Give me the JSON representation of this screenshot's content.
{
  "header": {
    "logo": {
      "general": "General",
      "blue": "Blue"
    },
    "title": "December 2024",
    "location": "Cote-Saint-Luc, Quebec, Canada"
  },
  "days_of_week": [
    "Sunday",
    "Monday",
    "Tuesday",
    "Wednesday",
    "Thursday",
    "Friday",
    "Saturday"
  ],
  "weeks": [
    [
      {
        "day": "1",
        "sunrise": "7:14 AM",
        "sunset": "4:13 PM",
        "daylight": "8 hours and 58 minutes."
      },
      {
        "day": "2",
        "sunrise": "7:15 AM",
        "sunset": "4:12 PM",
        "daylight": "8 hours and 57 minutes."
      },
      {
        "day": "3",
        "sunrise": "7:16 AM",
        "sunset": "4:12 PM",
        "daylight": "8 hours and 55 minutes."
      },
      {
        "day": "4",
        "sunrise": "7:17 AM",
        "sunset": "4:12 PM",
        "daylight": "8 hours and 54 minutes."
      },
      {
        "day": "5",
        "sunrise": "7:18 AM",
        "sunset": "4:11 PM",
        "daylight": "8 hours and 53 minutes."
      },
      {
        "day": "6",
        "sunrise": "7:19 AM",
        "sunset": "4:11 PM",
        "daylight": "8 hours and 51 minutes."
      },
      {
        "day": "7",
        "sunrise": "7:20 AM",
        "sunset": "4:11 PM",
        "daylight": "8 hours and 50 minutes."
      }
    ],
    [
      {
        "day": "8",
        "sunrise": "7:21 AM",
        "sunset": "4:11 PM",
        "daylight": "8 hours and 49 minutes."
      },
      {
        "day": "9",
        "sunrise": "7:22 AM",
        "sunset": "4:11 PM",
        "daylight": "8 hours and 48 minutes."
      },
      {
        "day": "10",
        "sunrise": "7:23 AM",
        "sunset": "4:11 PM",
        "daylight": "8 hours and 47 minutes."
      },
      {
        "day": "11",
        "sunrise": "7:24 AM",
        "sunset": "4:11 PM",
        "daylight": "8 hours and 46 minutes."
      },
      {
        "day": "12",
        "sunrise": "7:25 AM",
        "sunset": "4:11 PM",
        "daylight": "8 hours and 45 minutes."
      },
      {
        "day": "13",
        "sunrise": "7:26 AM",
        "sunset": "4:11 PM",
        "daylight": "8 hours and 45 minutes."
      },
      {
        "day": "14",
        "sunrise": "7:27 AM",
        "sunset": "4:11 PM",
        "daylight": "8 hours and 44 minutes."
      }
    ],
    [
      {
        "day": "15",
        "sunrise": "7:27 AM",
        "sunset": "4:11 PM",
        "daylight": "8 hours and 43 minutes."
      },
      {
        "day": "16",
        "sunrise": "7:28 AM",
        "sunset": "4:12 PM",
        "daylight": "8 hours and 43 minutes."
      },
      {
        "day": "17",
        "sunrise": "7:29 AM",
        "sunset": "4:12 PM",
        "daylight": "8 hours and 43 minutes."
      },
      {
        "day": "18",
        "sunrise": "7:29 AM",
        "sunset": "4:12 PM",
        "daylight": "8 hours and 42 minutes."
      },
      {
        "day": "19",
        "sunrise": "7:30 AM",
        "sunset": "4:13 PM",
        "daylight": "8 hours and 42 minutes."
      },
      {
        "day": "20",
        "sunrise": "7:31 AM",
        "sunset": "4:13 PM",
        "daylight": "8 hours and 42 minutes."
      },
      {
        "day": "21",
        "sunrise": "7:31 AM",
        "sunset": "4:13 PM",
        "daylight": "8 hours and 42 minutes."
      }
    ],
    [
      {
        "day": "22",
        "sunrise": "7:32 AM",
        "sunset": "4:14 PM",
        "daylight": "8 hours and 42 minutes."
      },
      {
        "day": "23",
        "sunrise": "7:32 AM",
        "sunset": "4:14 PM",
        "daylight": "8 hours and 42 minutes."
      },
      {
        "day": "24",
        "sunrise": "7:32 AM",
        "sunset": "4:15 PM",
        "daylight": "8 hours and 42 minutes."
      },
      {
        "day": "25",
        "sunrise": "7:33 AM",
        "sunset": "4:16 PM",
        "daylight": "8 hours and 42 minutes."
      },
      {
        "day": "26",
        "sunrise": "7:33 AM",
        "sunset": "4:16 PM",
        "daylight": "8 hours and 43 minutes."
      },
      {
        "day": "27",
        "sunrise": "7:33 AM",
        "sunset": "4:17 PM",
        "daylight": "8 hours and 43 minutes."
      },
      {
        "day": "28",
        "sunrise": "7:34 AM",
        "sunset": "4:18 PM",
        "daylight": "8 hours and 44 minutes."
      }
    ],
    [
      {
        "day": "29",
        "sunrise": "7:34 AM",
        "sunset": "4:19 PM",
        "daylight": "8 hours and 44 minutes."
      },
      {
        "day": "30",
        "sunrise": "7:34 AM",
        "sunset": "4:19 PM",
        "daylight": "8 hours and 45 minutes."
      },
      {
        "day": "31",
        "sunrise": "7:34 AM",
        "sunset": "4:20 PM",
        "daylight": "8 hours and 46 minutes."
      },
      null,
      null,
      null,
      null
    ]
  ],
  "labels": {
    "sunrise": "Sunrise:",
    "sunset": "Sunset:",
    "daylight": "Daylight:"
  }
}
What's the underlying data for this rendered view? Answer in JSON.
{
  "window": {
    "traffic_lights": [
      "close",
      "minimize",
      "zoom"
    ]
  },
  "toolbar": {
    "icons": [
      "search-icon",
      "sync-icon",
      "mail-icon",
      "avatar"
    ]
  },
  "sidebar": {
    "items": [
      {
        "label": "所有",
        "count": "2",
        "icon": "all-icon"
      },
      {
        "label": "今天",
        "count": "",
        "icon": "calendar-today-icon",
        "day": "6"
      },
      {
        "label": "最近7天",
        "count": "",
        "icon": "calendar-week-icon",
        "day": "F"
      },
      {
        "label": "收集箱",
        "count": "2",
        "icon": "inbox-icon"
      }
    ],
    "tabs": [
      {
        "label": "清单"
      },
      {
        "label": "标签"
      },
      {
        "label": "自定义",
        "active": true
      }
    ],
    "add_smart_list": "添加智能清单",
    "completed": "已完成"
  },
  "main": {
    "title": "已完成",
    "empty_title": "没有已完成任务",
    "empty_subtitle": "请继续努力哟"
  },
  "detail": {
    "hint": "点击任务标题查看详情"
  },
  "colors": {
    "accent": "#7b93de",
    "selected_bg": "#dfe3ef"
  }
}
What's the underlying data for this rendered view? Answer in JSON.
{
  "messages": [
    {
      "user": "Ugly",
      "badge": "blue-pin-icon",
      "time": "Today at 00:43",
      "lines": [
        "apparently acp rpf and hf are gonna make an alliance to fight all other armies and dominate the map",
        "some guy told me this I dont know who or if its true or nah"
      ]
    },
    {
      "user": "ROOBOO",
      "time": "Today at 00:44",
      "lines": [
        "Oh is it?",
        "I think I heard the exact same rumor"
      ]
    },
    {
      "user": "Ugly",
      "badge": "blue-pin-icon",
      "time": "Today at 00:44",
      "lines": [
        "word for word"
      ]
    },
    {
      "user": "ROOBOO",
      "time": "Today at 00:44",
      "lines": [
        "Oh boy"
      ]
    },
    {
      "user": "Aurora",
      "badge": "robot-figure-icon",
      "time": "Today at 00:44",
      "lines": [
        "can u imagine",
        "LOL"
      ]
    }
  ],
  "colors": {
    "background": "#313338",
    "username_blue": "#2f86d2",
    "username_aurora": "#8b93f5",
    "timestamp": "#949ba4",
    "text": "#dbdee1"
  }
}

**Written task**
Show every line from the entries above in which the word "calendar" appears.

**Solution below**
        "icon": "calendar-today-icon",
        "icon": "calendar-week-icon",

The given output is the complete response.